Start
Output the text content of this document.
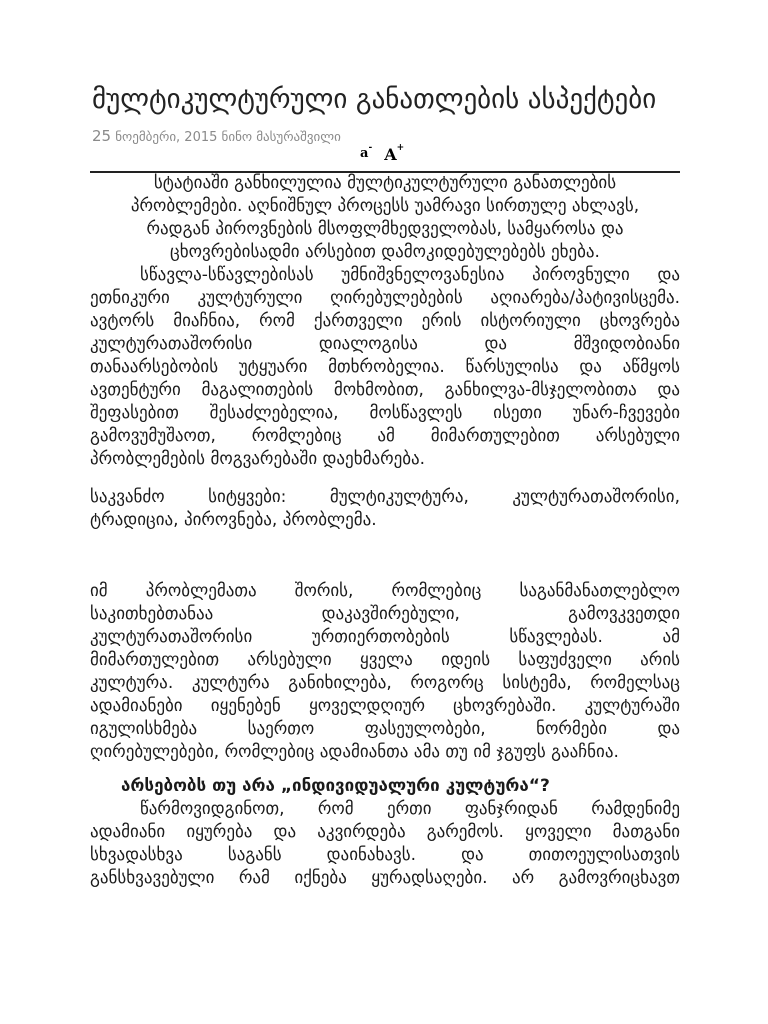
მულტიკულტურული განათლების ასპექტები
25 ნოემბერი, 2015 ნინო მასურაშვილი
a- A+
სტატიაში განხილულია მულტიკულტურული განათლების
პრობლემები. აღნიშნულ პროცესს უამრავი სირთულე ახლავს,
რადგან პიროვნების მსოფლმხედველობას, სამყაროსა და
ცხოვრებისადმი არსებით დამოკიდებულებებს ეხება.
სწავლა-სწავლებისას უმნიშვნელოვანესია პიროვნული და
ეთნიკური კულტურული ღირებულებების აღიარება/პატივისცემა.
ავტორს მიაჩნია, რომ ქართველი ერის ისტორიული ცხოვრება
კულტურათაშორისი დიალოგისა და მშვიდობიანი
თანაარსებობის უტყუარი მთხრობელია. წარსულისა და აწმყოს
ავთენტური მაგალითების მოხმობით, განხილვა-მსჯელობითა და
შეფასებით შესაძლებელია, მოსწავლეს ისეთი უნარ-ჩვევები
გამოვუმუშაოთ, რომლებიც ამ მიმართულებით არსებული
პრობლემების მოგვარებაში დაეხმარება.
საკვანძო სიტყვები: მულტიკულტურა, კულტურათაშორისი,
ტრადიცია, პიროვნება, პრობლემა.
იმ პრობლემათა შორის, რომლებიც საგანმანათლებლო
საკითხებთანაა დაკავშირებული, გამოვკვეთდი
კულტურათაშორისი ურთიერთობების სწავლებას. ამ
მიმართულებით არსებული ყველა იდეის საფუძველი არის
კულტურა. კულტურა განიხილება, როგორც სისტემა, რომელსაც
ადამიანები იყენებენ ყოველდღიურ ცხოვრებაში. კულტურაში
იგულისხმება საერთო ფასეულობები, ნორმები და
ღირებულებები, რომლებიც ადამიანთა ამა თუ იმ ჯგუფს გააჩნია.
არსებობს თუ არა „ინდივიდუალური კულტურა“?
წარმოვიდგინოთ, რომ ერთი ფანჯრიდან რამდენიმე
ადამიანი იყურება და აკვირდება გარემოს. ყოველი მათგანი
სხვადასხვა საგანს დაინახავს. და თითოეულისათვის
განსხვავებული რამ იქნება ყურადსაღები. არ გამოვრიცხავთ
End
> What is required:
Take the listing above and restate it word for word, without its pictures.

> Task output:
Output the text content of this document.
მულტიკულტურული განათლების ასპექტები
25 ნოემბერი, 2015 ნინო მასურაშვილი
a- A+
სტატიაში განხილულია მულტიკულტურული განათლების
პრობლემები. აღნიშნულ პროცესს უამრავი სირთულე ახლავს,
რადგან პიროვნების მსოფლმხედველობას, სამყაროსა და
ცხოვრებისადმი არსებით დამოკიდებულებებს ეხება.
სწავლა-სწავლებისას უმნიშვნელოვანესია პიროვნული და
ეთნიკური კულტურული ღირებულებების აღიარება/პატივისცემა.
ავტორს მიაჩნია, რომ ქართველი ერის ისტორიული ცხოვრება
კულტურათაშორისი დიალოგისა და მშვიდობიანი
თანაარსებობის უტყუარი მთხრობელია. წარსულისა და აწმყოს
ავთენტური მაგალითების მოხმობით, განხილვა-მსჯელობითა და
შეფასებით შესაძლებელია, მოსწავლეს ისეთი უნარ-ჩვევები
გამოვუმუშაოთ, რომლებიც ამ მიმართულებით არსებული
პრობლემების მოგვარებაში დაეხმარება.
საკვანძო სიტყვები: მულტიკულტურა, კულტურათაშორისი,
ტრადიცია, პიროვნება, პრობლემა.
იმ პრობლემათა შორის, რომლებიც საგანმანათლებლო
საკითხებთანაა დაკავშირებული, გამოვკვეთდი
კულტურათაშორისი ურთიერთობების სწავლებას. ამ
მიმართულებით არსებული ყველა იდეის საფუძველი არის
კულტურა. კულტურა განიხილება, როგორც სისტემა, რომელსაც
ადამიანები იყენებენ ყოველდღიურ ცხოვრებაში. კულტურაში
იგულისხმება საერთო ფასეულობები, ნორმები და
ღირებულებები, რომლებიც ადამიანთა ამა თუ იმ ჯგუფს გააჩნია.
არსებობს თუ არა „ინდივიდუალური კულტურა“?
წარმოვიდგინოთ, რომ ერთი ფანჯრიდან რამდენიმე
ადამიანი იყურება და აკვირდება გარემოს. ყოველი მათგანი
სხვადასხვა საგანს დაინახავს. და თითოეულისათვის
განსხვავებული რამ იქნება ყურადსაღები. არ გამოვრიცხავთ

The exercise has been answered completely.